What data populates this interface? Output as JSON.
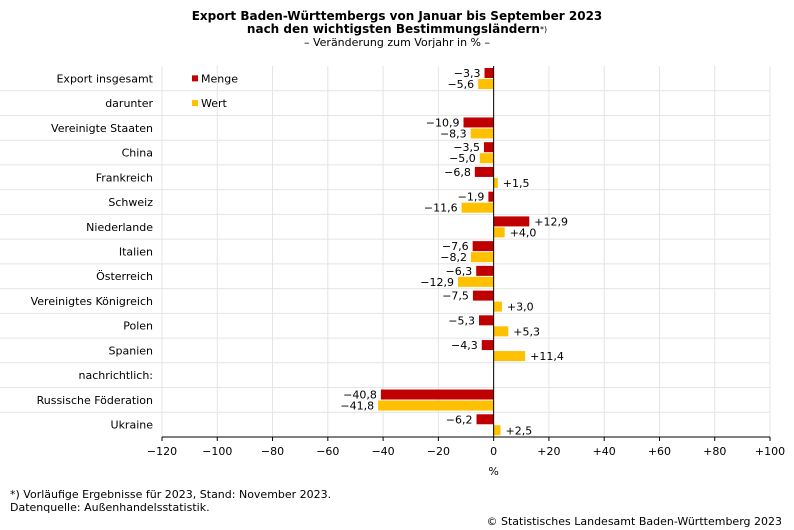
{
  "title": {
    "line1": "Export Baden-Württembergs von Januar bis September 2023",
    "line2": "nach den wichtigsten Bestimmungsländern",
    "line2_sup": "*)",
    "subtitle": "– Veränderung zum Vorjahr in % –"
  },
  "chart_data": {
    "type": "bar",
    "orientation": "horizontal",
    "xlabel": "%",
    "xlim": [
      -120,
      100
    ],
    "xticks": [
      -120,
      -100,
      -80,
      -60,
      -40,
      -20,
      0,
      20,
      40,
      60,
      80,
      100
    ],
    "xtick_labels": [
      "−120",
      "−100",
      "−80",
      "−60",
      "−40",
      "−20",
      "0",
      "+20",
      "+40",
      "+60",
      "+80",
      "+100"
    ],
    "legend_position": "top-left",
    "colors": {
      "Menge": "#c00000",
      "Wert": "#ffc000"
    },
    "categories": [
      "Export insgesamt",
      "darunter",
      "Vereinigte Staaten",
      "China",
      "Frankreich",
      "Schweiz",
      "Niederlande",
      "Italien",
      "Österreich",
      "Vereinigtes Königreich",
      "Polen",
      "Spanien",
      "nachrichtlich:",
      "Russische Föderation",
      "Ukraine"
    ],
    "series": [
      {
        "name": "Menge",
        "values": [
          -3.3,
          null,
          -10.9,
          -3.5,
          -6.8,
          -1.9,
          12.9,
          -7.6,
          -6.3,
          -7.5,
          -5.3,
          -4.3,
          null,
          -40.8,
          -6.2
        ],
        "labels": [
          "−3,3",
          "",
          "−10,9",
          "−3,5",
          "−6,8",
          "−1,9",
          "+12,9",
          "−7,6",
          "−6,3",
          "−7,5",
          "−5,3",
          "−4,3",
          "",
          "−40,8",
          "−6,2"
        ]
      },
      {
        "name": "Wert",
        "values": [
          -5.6,
          null,
          -8.3,
          -5.0,
          1.5,
          -11.6,
          4.0,
          -8.2,
          -12.9,
          3.0,
          5.3,
          11.4,
          null,
          -41.8,
          2.5
        ],
        "labels": [
          "−5,6",
          "",
          "−8,3",
          "−5,0",
          "+1,5",
          "−11,6",
          "+4,0",
          "−8,2",
          "−12,9",
          "+3,0",
          "+5,3",
          "+11,4",
          "",
          "−41,8",
          "+2,5"
        ]
      }
    ]
  },
  "footnotes": {
    "note1": "*) Vorläufige Ergebnisse für 2023, Stand: November 2023.",
    "note2": "Datenquelle: Außenhandelsstatistik."
  },
  "copyright": "© Statistisches Landesamt Baden-Württemberg 2023"
}
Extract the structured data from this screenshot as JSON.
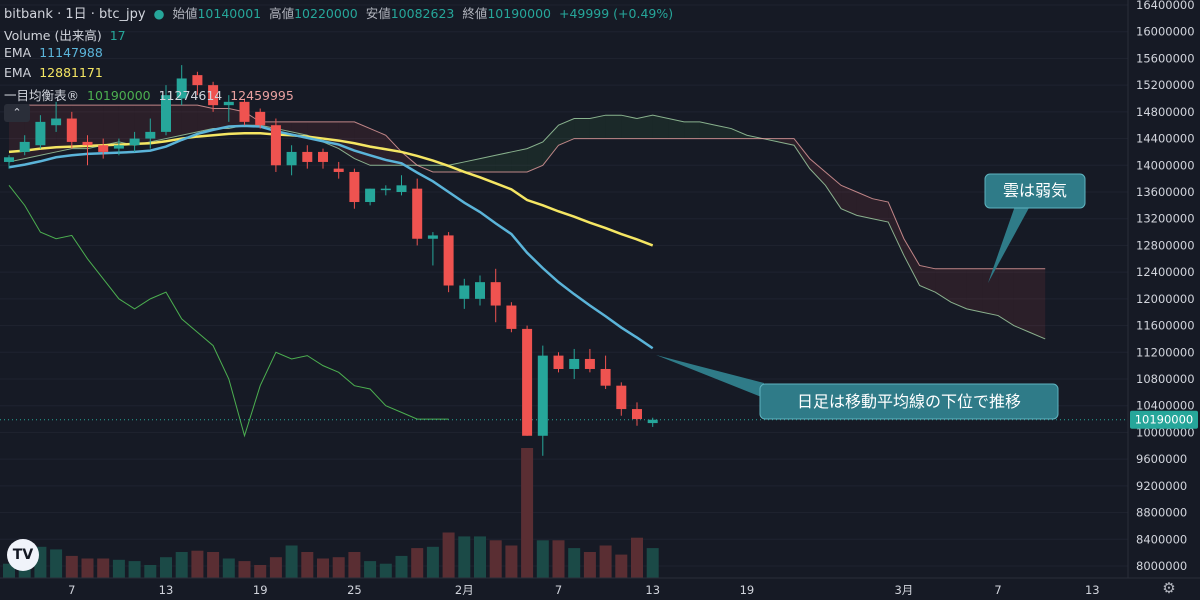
{
  "header": {
    "symbol": "bitbank · 1日 · btc_jpy",
    "open_label": "始値",
    "open": "10140001",
    "high_label": "高値",
    "high": "10220000",
    "low_label": "安値",
    "low": "10082623",
    "close_label": "終値",
    "close": "10190000",
    "change": "+49999 (+0.49%)"
  },
  "indicators": {
    "volume_label": "Volume (出来高)",
    "volume_value": "17",
    "ema1_label": "EMA",
    "ema1_value": "11147988",
    "ema2_label": "EMA",
    "ema2_value": "12881171",
    "ichimoku_label": "一目均衡表®",
    "ichimoku_v1": "10190000",
    "ichimoku_v2": "11274614",
    "ichimoku_v3": "12459995"
  },
  "colors": {
    "background": "#161a25",
    "up": "#26a69a",
    "down": "#ef5350",
    "ema_fast": "#5bb4d9",
    "ema_slow": "#f5e663",
    "cloud_line_a": "#a5d6a7",
    "cloud_line_b": "#e8a0a0",
    "lagging": "#4caf50",
    "callout": "#2f7b88"
  },
  "icons": {
    "collapse": "chevron-up-icon",
    "logo": "tradingview-logo-icon",
    "settings": "gear-icon",
    "symbol_status": "dot-icon"
  },
  "annotations": [
    {
      "text": "雲は弱気"
    },
    {
      "text": "日足は移動平均線の下位で推移"
    }
  ],
  "chart_data": {
    "type": "candlestick",
    "y_axis_ticks": [
      16400000,
      16000000,
      15600000,
      15200000,
      14800000,
      14400000,
      14000000,
      13600000,
      13200000,
      12800000,
      12400000,
      12000000,
      11600000,
      11200000,
      10800000,
      10400000,
      10000000,
      9600000,
      9200000,
      8800000,
      8400000,
      8000000
    ],
    "ylim": [
      7900000,
      16550000
    ],
    "x_axis_ticks": [
      "7",
      "13",
      "19",
      "25",
      "2月",
      "7",
      "13",
      "19",
      "3月",
      "7",
      "13"
    ],
    "last_price_label": "10190000",
    "candles": [
      {
        "o": 14050000,
        "h": 14150000,
        "l": 13950000,
        "c": 14120000
      },
      {
        "o": 14200000,
        "h": 14450000,
        "l": 14150000,
        "c": 14350000
      },
      {
        "o": 14300000,
        "h": 14750000,
        "l": 14250000,
        "c": 14650000
      },
      {
        "o": 14600000,
        "h": 14950000,
        "l": 14500000,
        "c": 14700000
      },
      {
        "o": 14700000,
        "h": 14800000,
        "l": 14250000,
        "c": 14350000
      },
      {
        "o": 14350000,
        "h": 14450000,
        "l": 14000000,
        "c": 14300000
      },
      {
        "o": 14300000,
        "h": 14400000,
        "l": 14100000,
        "c": 14200000
      },
      {
        "o": 14250000,
        "h": 14400000,
        "l": 14150000,
        "c": 14300000
      },
      {
        "o": 14300000,
        "h": 14500000,
        "l": 14200000,
        "c": 14400000
      },
      {
        "o": 14400000,
        "h": 14700000,
        "l": 14250000,
        "c": 14500000
      },
      {
        "o": 14500000,
        "h": 15200000,
        "l": 14450000,
        "c": 15050000
      },
      {
        "o": 15000000,
        "h": 15500000,
        "l": 14900000,
        "c": 15300000
      },
      {
        "o": 15350000,
        "h": 15400000,
        "l": 15050000,
        "c": 15200000
      },
      {
        "o": 15200000,
        "h": 15250000,
        "l": 14800000,
        "c": 14900000
      },
      {
        "o": 14900000,
        "h": 15050000,
        "l": 14650000,
        "c": 14950000
      },
      {
        "o": 14950000,
        "h": 15000000,
        "l": 14600000,
        "c": 14650000
      },
      {
        "o": 14800000,
        "h": 14850000,
        "l": 14550000,
        "c": 14600000
      },
      {
        "o": 14600000,
        "h": 14700000,
        "l": 13900000,
        "c": 14000000
      },
      {
        "o": 14000000,
        "h": 14300000,
        "l": 13850000,
        "c": 14200000
      },
      {
        "o": 14200000,
        "h": 14300000,
        "l": 13950000,
        "c": 14050000
      },
      {
        "o": 14200000,
        "h": 14250000,
        "l": 13950000,
        "c": 14050000
      },
      {
        "o": 13950000,
        "h": 14050000,
        "l": 13800000,
        "c": 13900000
      },
      {
        "o": 13900000,
        "h": 13950000,
        "l": 13350000,
        "c": 13450000
      },
      {
        "o": 13450000,
        "h": 13650000,
        "l": 13400000,
        "c": 13650000
      },
      {
        "o": 13650000,
        "h": 13700000,
        "l": 13550000,
        "c": 13650000
      },
      {
        "o": 13600000,
        "h": 13850000,
        "l": 13550000,
        "c": 13700000
      },
      {
        "o": 13650000,
        "h": 13800000,
        "l": 12800000,
        "c": 12900000
      },
      {
        "o": 12900000,
        "h": 13000000,
        "l": 12500000,
        "c": 12950000
      },
      {
        "o": 12950000,
        "h": 13000000,
        "l": 12100000,
        "c": 12200000
      },
      {
        "o": 12000000,
        "h": 12300000,
        "l": 11850000,
        "c": 12200000
      },
      {
        "o": 12000000,
        "h": 12350000,
        "l": 11900000,
        "c": 12250000
      },
      {
        "o": 12250000,
        "h": 12450000,
        "l": 11650000,
        "c": 11900000
      },
      {
        "o": 11900000,
        "h": 11950000,
        "l": 11500000,
        "c": 11550000
      },
      {
        "o": 11550000,
        "h": 11600000,
        "l": 9950000,
        "c": 9950000
      },
      {
        "o": 9950000,
        "h": 11300000,
        "l": 9650000,
        "c": 11150000
      },
      {
        "o": 11150000,
        "h": 11200000,
        "l": 10900000,
        "c": 10950000
      },
      {
        "o": 10950000,
        "h": 11250000,
        "l": 10800000,
        "c": 11100000
      },
      {
        "o": 11100000,
        "h": 11250000,
        "l": 10900000,
        "c": 10950000
      },
      {
        "o": 10950000,
        "h": 11150000,
        "l": 10650000,
        "c": 10700000
      },
      {
        "o": 10700000,
        "h": 10750000,
        "l": 10250000,
        "c": 10350000
      },
      {
        "o": 10350000,
        "h": 10450000,
        "l": 10100000,
        "c": 10200000
      },
      {
        "o": 10140001,
        "h": 10220000,
        "l": 10082623,
        "c": 10190000
      }
    ],
    "volume": [
      0.22,
      0.42,
      0.48,
      0.44,
      0.34,
      0.3,
      0.3,
      0.28,
      0.26,
      0.2,
      0.32,
      0.4,
      0.42,
      0.4,
      0.3,
      0.26,
      0.2,
      0.32,
      0.5,
      0.4,
      0.3,
      0.32,
      0.4,
      0.26,
      0.22,
      0.34,
      0.46,
      0.48,
      0.7,
      0.64,
      0.64,
      0.58,
      0.5,
      1.0,
      0.58,
      0.58,
      0.46,
      0.4,
      0.5,
      0.36,
      0.62,
      0.46
    ],
    "ema_fast": [
      13970000,
      14010000,
      14060000,
      14120000,
      14150000,
      14170000,
      14180000,
      14190000,
      14200000,
      14220000,
      14280000,
      14380000,
      14470000,
      14530000,
      14580000,
      14590000,
      14580000,
      14510000,
      14460000,
      14410000,
      14360000,
      14310000,
      14220000,
      14150000,
      14080000,
      14030000,
      13890000,
      13760000,
      13600000,
      13440000,
      13300000,
      13130000,
      12970000,
      12690000,
      12460000,
      12250000,
      12070000,
      11900000,
      11740000,
      11570000,
      11420000,
      11260000
    ],
    "ema_slow": [
      14200000,
      14220000,
      14250000,
      14270000,
      14280000,
      14290000,
      14300000,
      14310000,
      14320000,
      14330000,
      14360000,
      14400000,
      14430000,
      14450000,
      14470000,
      14480000,
      14480000,
      14460000,
      14450000,
      14430000,
      14400000,
      14370000,
      14330000,
      14280000,
      14240000,
      14200000,
      14140000,
      14070000,
      13990000,
      13900000,
      13820000,
      13730000,
      13640000,
      13480000,
      13400000,
      13310000,
      13230000,
      13140000,
      13060000,
      12970000,
      12890000,
      12800000
    ],
    "senkou_a": [
      14050000,
      14100000,
      14150000,
      14200000,
      14250000,
      14250000,
      14300000,
      14350000,
      14300000,
      14350000,
      14400000,
      14450000,
      14500000,
      14550000,
      14550000,
      14600000,
      14600000,
      14550000,
      14500000,
      14450000,
      14350000,
      14250000,
      14100000,
      14000000,
      14000000,
      14000000,
      14000000,
      14000000,
      14000000,
      14050000,
      14100000,
      14150000,
      14200000,
      14250000,
      14350000,
      14600000,
      14700000,
      14700000,
      14750000,
      14750000,
      14700000,
      14750000,
      14700000,
      14650000,
      14650000,
      14600000,
      14550000,
      14450000,
      14400000,
      14350000,
      14300000,
      13950000,
      13700000,
      13350000,
      13250000,
      13200000,
      13150000,
      12650000,
      12200000,
      12100000,
      11950000,
      11850000,
      11800000,
      11750000,
      11600000,
      11500000,
      11400000
    ],
    "senkou_b": [
      14900000,
      14900000,
      14900000,
      14900000,
      14900000,
      14900000,
      14900000,
      14900000,
      14900000,
      14900000,
      14900000,
      14900000,
      14900000,
      14850000,
      14850000,
      14800000,
      14650000,
      14650000,
      14650000,
      14650000,
      14650000,
      14650000,
      14650000,
      14550000,
      14450000,
      14200000,
      14000000,
      13900000,
      13900000,
      13900000,
      13900000,
      13900000,
      13900000,
      13900000,
      14000000,
      14300000,
      14400000,
      14400000,
      14400000,
      14400000,
      14400000,
      14400000,
      14400000,
      14400000,
      14400000,
      14400000,
      14400000,
      14400000,
      14400000,
      14400000,
      14400000,
      14100000,
      13900000,
      13700000,
      13600000,
      13500000,
      13450000,
      12900000,
      12500000,
      12450000,
      12450000,
      12450000,
      12450000,
      12450000,
      12450000,
      12450000,
      12450000
    ],
    "lagging": [
      13700000,
      13400000,
      13000000,
      12900000,
      12950000,
      12600000,
      12300000,
      12000000,
      11850000,
      12000000,
      12100000,
      11700000,
      11500000,
      11300000,
      10800000,
      9950000,
      10700000,
      11200000,
      11100000,
      11150000,
      11000000,
      10900000,
      10700000,
      10650000,
      10400000,
      10300000,
      10200000,
      10200000,
      10200000
    ]
  }
}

======

Exercise objective: Tell how many lines include "Baden". The number is the whole answer.

Answer: 2